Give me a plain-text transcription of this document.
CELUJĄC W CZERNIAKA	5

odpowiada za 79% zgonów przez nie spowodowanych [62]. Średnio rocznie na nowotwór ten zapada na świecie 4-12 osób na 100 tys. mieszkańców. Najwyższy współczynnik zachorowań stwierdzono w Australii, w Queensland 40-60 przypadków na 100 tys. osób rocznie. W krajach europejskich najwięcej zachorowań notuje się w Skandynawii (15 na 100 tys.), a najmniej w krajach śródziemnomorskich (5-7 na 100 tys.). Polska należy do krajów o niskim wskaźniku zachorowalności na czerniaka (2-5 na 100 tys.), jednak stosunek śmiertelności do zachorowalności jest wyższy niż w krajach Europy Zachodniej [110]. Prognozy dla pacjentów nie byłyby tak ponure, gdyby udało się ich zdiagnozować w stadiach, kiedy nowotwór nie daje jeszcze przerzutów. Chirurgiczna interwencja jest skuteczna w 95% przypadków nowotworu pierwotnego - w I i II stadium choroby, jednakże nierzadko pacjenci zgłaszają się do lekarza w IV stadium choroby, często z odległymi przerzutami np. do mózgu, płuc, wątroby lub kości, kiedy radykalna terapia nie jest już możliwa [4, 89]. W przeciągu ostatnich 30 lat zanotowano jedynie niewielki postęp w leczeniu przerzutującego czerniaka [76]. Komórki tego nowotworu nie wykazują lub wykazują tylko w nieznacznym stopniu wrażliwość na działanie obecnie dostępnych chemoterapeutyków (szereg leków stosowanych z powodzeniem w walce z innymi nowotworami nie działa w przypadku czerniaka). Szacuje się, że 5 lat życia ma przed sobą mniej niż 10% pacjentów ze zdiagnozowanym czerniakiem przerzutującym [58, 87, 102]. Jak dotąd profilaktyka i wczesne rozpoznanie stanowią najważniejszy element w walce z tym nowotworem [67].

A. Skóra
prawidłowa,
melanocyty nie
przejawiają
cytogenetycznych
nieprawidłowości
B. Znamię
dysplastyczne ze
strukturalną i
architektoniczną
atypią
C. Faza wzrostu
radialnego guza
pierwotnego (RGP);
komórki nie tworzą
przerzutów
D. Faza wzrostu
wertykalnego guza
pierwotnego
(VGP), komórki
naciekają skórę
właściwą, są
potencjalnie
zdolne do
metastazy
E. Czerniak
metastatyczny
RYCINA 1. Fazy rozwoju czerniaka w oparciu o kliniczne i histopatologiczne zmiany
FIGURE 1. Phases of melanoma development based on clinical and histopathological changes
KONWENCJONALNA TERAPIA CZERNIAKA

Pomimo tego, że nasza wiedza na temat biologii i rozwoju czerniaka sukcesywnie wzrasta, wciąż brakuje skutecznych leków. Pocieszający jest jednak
* * * * * * * * *
▶ [Direction] Copy out each line that contains the word "rozwoju".

▶ [Exercise result]
RYCINA 1. Fazy rozwoju czerniaka w oparciu o kliniczne i histopatologiczne zmiany
Pomimo tego, że nasza wiedza na temat biologii i rozwoju czerniaka sukcesywnie wzrasta, wciąż brakuje skutecznych leków. Pocieszający jest jednak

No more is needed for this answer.